**YOUR GOAL**
Search the data for the string "Cells", and report each line where it is found.

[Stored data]

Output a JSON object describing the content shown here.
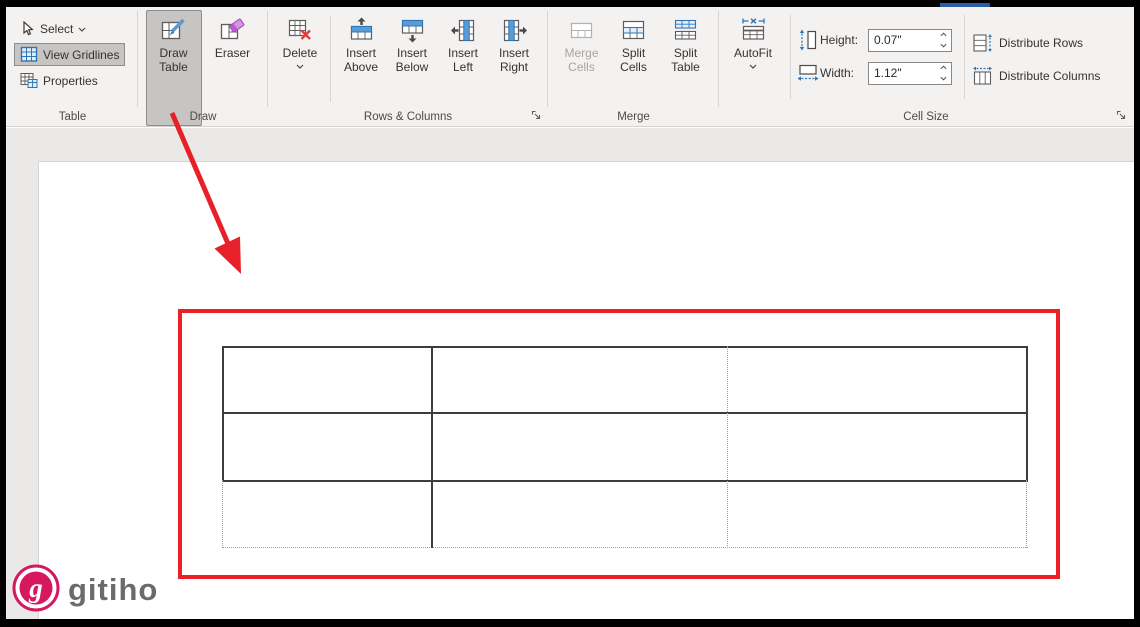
{
  "colors": {
    "annotation_red": "#ec2027",
    "logo_pink": "#d6195f",
    "tab_underline_blue": "#2a5ca8",
    "pressed_button_gray": "#c7c5c3",
    "ribbon_background": "#f3f2f1"
  },
  "ribbon": {
    "table_group": {
      "label": "Table",
      "select_label": "Select",
      "view_gridlines_label": "View Gridlines",
      "properties_label": "Properties"
    },
    "draw_group": {
      "label": "Draw",
      "draw_table_label": "Draw Table",
      "eraser_label": "Eraser"
    },
    "rows_columns_group": {
      "label": "Rows & Columns",
      "delete_label": "Delete",
      "insert_above_label": "Insert Above",
      "insert_below_label": "Insert Below",
      "insert_left_label": "Insert Left",
      "insert_right_label": "Insert Right"
    },
    "merge_group": {
      "label": "Merge",
      "merge_cells_label": "Merge Cells",
      "split_cells_label": "Split Cells",
      "split_table_label": "Split Table"
    },
    "cell_size_group": {
      "label": "Cell Size",
      "autofit_label": "AutoFit",
      "height_label": "Height:",
      "height_value": "0.07\"",
      "width_label": "Width:",
      "width_value": "1.12\"",
      "distribute_rows_label": "Distribute Rows",
      "distribute_columns_label": "Distribute Columns"
    }
  },
  "document": {
    "table": {
      "rows": 3,
      "columns": 3
    }
  },
  "logo": {
    "text": "gitiho"
  }
}
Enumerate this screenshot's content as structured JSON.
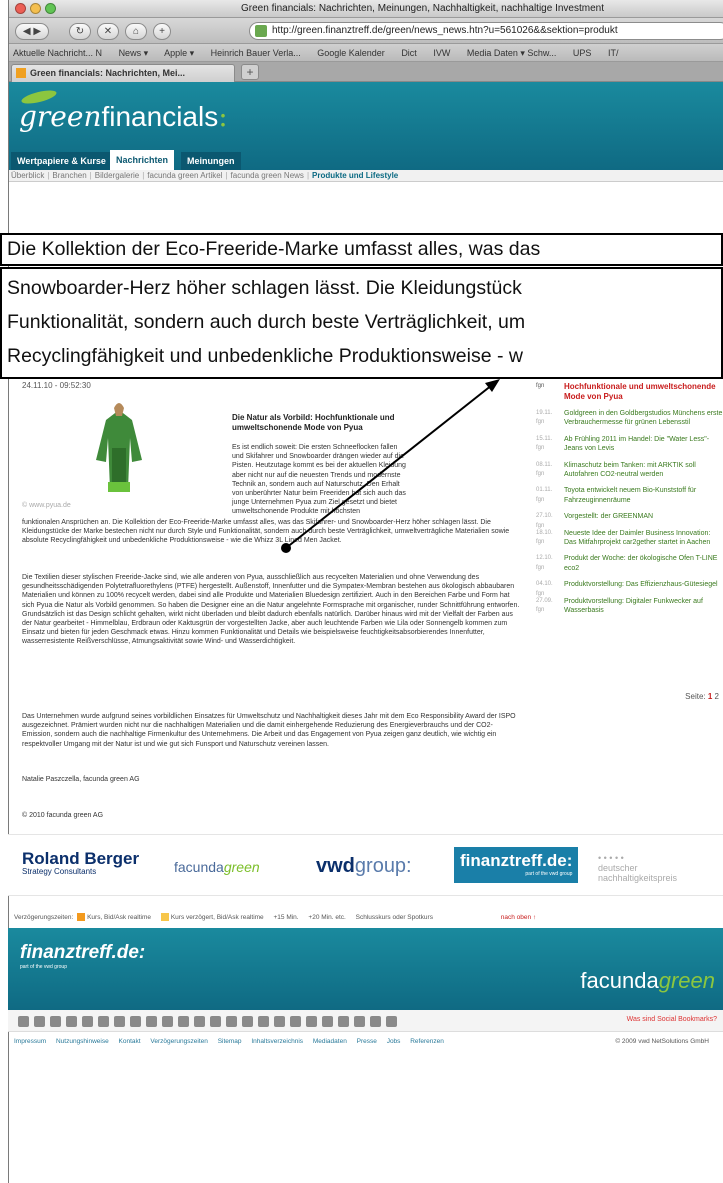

**EXERCISE ANSWER**
      "merge_cells_label": "Merge Cells",
      "split_cells_label": "Split Cells",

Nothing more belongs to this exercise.